> [YOUR OBJECTIVE]: Transcribe all of the material exactly, except for its pictures.

# # #

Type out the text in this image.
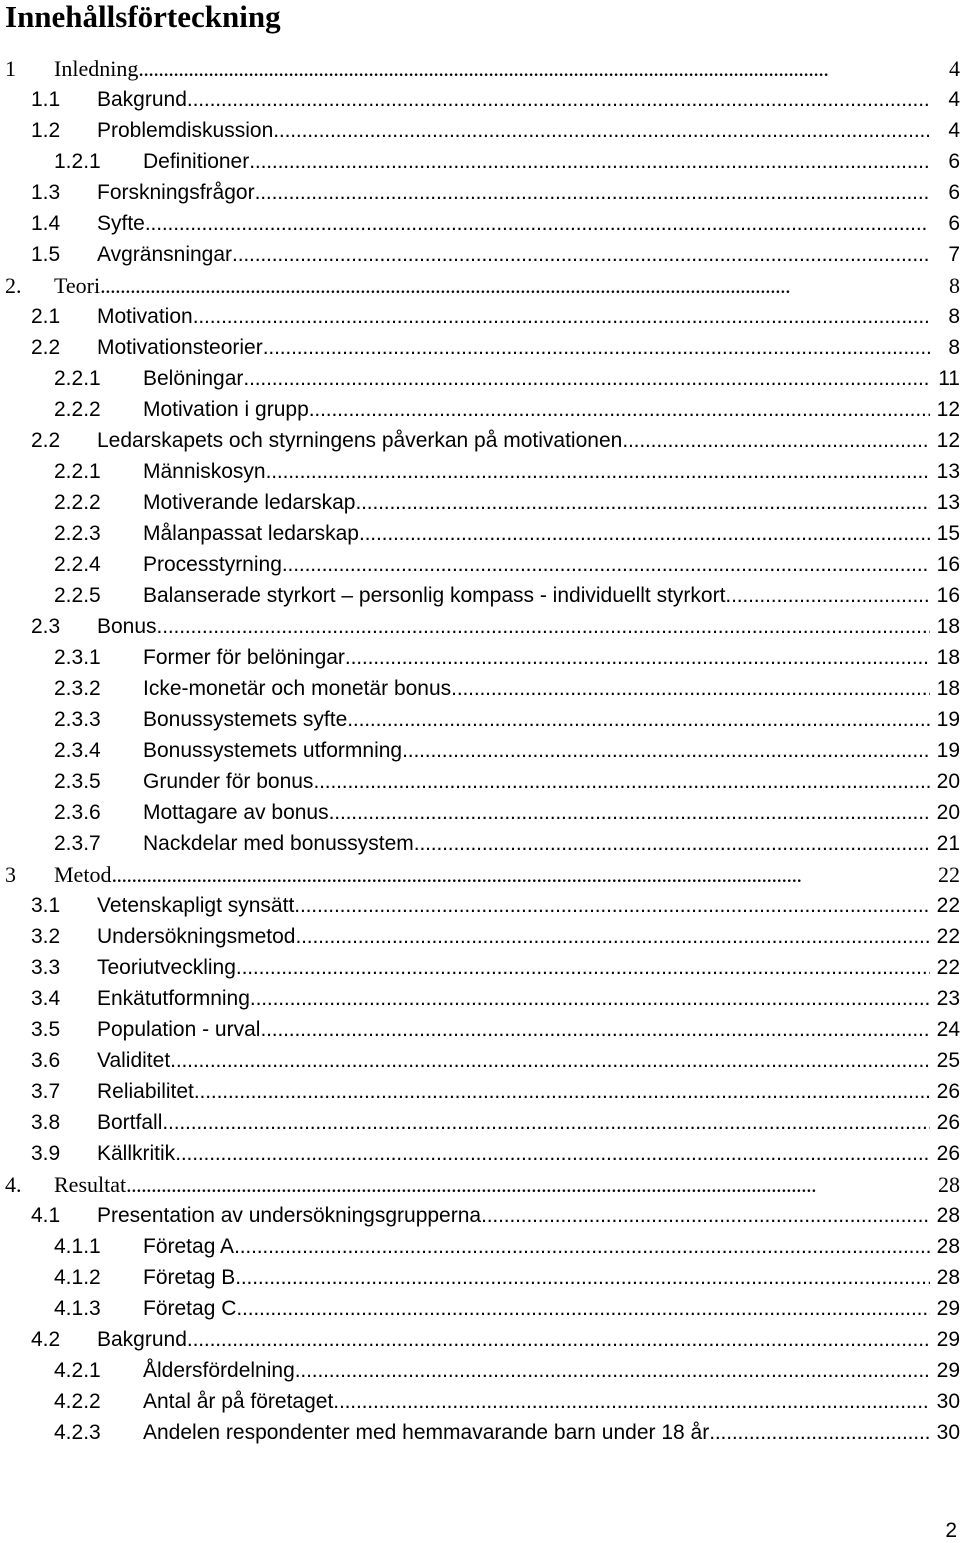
Innehållsförteckning
1 Inledning . . .	4
1.1 Bakgrund . . .	4
1.2 Problemdiskussion . . .	4
1.2.1 Definitioner . . .	6
1.3 Forskningsfrågor . . .	6
1.4 Syfte . . .	6
1.5 Avgränsningar . . .	7
2. Teori . . .	8
2.1 Motivation . . .	8
2.2 Motivationsteorier . . .	8
2.2.1 Belöningar . . .	11
2.2.2 Motivation i grupp . . .	12
2.2 Ledarskapets och styrningens påverkan på motivationen . . .	12
2.2.1 Människosyn . . .	13
2.2.2 Motiverande ledarskap . . .	13
2.2.3 Målanpassat ledarskap . . .	15
2.2.4 Processtyrning . . .	16
2.2.5 Balanserade styrkort – personlig kompass - individuellt styrkort . . .	16
2.3 Bonus . . .	18
2.3.1 Former för belöningar . . .	18
2.3.2 Icke-monetär och monetär bonus . . .	18
2.3.3 Bonussystemets syfte . . .	19
2.3.4 Bonussystemets utformning . . .	19
2.3.5 Grunder för bonus . . .	20
2.3.6 Mottagare av bonus . . .	20
2.3.7 Nackdelar med bonussystem . . .	21
3 Metod . . .	22
3.1 Vetenskapligt synsätt . . .	22
3.2 Undersökningsmetod . . .	22
3.3 Teoriutveckling . . .	22
3.4 Enkätutformning . . .	23
3.5 Population - urval . . .	24
3.6 Validitet . . .	25
3.7 Reliabilitet . . .	26
3.8 Bortfall . . .	26
3.9 Källkritik . . .	26
4. Resultat . . .	28
4.1 Presentation av undersökningsgrupperna . . .	28
4.1.1 Företag A . . .	28
4.1.2 Företag B . . .	28
4.1.3 Företag C . . .	29
4.2 Bakgrund . . .	29
4.2.1 Åldersfördelning . . .	29
4.2.2 Antal år på företaget . . .	30
4.2.3 Andelen respondenter med hemmavarande barn under 18 år . . .	30
2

# # #

> [REPLY TO THE TASK]:
Type out the text in this image.
Innehållsförteckning
1 Inledning . . .	4
1.1 Bakgrund . . .	4
1.2 Problemdiskussion . . .	4
1.2.1 Definitioner . . .	6
1.3 Forskningsfrågor . . .	6
1.4 Syfte . . .	6
1.5 Avgränsningar . . .	7
2. Teori . . .	8
2.1 Motivation . . .	8
2.2 Motivationsteorier . . .	8
2.2.1 Belöningar . . .	11
2.2.2 Motivation i grupp . . .	12
2.2 Ledarskapets och styrningens påverkan på motivationen . . .	12
2.2.1 Människosyn . . .	13
2.2.2 Motiverande ledarskap . . .	13
2.2.3 Målanpassat ledarskap . . .	15
2.2.4 Processtyrning . . .	16
2.2.5 Balanserade styrkort – personlig kompass - individuellt styrkort . . .	16
2.3 Bonus . . .	18
2.3.1 Former för belöningar . . .	18
2.3.2 Icke-monetär och monetär bonus . . .	18
2.3.3 Bonussystemets syfte . . .	19
2.3.4 Bonussystemets utformning . . .	19
2.3.5 Grunder för bonus . . .	20
2.3.6 Mottagare av bonus . . .	20
2.3.7 Nackdelar med bonussystem . . .	21
3 Metod . . .	22
3.1 Vetenskapligt synsätt . . .	22
3.2 Undersökningsmetod . . .	22
3.3 Teoriutveckling . . .	22
3.4 Enkätutformning . . .	23
3.5 Population - urval . . .	24
3.6 Validitet . . .	25
3.7 Reliabilitet . . .	26
3.8 Bortfall . . .	26
3.9 Källkritik . . .	26
4. Resultat . . .	28
4.1 Presentation av undersökningsgrupperna . . .	28
4.1.1 Företag A . . .	28
4.1.2 Företag B . . .	28
4.1.3 Företag C . . .	29
4.2 Bakgrund . . .	29
4.2.1 Åldersfördelning . . .	29
4.2.2 Antal år på företaget . . .	30
4.2.3 Andelen respondenter med hemmavarande barn under 18 år . . .	30
2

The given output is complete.